» Problem
From the listing below, count the lines where the string "name" occurs. Give the number, with no other words.

---------- Data

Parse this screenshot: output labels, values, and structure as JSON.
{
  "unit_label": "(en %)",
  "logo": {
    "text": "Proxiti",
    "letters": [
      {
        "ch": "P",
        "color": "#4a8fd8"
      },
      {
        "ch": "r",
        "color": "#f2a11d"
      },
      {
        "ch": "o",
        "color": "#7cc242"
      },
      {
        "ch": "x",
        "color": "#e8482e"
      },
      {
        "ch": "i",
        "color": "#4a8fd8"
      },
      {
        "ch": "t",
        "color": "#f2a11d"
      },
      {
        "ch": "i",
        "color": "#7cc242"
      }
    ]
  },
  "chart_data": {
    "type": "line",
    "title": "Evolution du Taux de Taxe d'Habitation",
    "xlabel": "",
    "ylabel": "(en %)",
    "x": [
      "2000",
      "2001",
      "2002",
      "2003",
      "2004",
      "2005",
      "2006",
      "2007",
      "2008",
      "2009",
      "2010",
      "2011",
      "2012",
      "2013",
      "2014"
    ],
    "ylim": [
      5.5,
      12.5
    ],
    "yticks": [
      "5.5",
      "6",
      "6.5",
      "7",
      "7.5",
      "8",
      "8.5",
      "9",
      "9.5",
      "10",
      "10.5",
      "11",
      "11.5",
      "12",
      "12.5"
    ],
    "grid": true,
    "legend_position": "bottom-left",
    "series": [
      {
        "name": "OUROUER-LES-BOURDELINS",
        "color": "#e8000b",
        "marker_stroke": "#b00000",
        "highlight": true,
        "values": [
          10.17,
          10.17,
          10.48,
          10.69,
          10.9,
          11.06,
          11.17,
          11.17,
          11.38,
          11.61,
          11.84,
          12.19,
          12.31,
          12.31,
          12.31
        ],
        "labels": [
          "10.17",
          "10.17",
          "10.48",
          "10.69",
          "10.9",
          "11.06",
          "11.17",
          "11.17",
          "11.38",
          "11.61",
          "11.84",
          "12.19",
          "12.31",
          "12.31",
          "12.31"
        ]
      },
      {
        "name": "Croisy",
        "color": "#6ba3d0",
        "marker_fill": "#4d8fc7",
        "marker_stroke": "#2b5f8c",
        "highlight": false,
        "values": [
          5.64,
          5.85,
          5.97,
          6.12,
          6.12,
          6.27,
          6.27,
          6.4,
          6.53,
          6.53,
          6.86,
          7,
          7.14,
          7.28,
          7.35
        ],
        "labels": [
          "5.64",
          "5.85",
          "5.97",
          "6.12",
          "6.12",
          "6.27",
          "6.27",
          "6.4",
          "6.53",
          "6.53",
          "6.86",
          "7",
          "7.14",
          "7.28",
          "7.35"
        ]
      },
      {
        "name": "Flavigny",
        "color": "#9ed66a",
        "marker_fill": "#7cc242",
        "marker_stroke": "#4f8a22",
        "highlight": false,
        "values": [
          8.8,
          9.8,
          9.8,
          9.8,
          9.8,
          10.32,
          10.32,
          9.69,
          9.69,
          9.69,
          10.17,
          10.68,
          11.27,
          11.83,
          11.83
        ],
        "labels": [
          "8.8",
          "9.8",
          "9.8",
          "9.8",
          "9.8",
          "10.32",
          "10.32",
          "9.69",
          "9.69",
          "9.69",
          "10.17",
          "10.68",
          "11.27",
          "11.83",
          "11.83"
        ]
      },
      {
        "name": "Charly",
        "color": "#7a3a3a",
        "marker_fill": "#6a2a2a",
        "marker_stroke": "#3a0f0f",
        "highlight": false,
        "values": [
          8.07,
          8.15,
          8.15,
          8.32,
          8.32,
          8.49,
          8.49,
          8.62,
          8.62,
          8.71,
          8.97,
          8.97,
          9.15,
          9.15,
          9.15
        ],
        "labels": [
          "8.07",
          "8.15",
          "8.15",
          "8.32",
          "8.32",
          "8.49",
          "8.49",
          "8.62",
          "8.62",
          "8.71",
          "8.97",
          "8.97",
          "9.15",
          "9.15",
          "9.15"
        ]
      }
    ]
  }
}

--------------------

» Exercise answer
4